Dataset ::

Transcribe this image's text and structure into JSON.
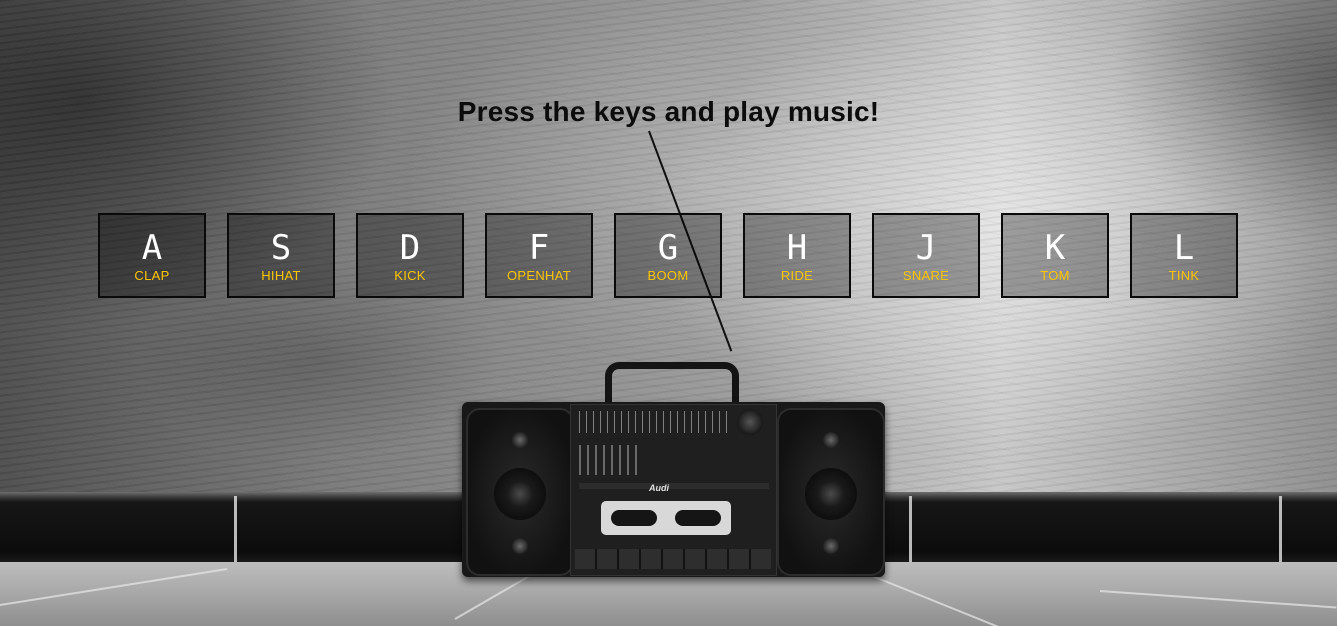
{
  "title": "Press the keys and play music!",
  "colors": {
    "letter": "#ffffff",
    "sound_label": "#ffc600",
    "key_border": "#0a0a0a",
    "title": "#0c0c0c"
  },
  "keys": [
    {
      "letter": "A",
      "sound": "CLAP"
    },
    {
      "letter": "S",
      "sound": "HIHAT"
    },
    {
      "letter": "D",
      "sound": "KICK"
    },
    {
      "letter": "F",
      "sound": "OPENHAT"
    },
    {
      "letter": "G",
      "sound": "BOOM"
    },
    {
      "letter": "H",
      "sound": "RIDE"
    },
    {
      "letter": "J",
      "sound": "SNARE"
    },
    {
      "letter": "K",
      "sound": "TOM"
    },
    {
      "letter": "L",
      "sound": "TINK"
    }
  ],
  "boombox_brand": "Audi"
}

What is asked :: Pictures in the records must not appear in the copy; transcribe everything else precisely.

Expected answer ::
Transcribe this image's text and structure into JSON.
{
  "title": "Press the keys and play music!",
  "colors": {
    "letter": "#ffffff",
    "sound_label": "#ffc600",
    "key_border": "#0a0a0a",
    "title": "#0c0c0c"
  },
  "keys": [
    {
      "letter": "A",
      "sound": "CLAP"
    },
    {
      "letter": "S",
      "sound": "HIHAT"
    },
    {
      "letter": "D",
      "sound": "KICK"
    },
    {
      "letter": "F",
      "sound": "OPENHAT"
    },
    {
      "letter": "G",
      "sound": "BOOM"
    },
    {
      "letter": "H",
      "sound": "RIDE"
    },
    {
      "letter": "J",
      "sound": "SNARE"
    },
    {
      "letter": "K",
      "sound": "TOM"
    },
    {
      "letter": "L",
      "sound": "TINK"
    }
  ],
  "boombox_brand": "Audi"
}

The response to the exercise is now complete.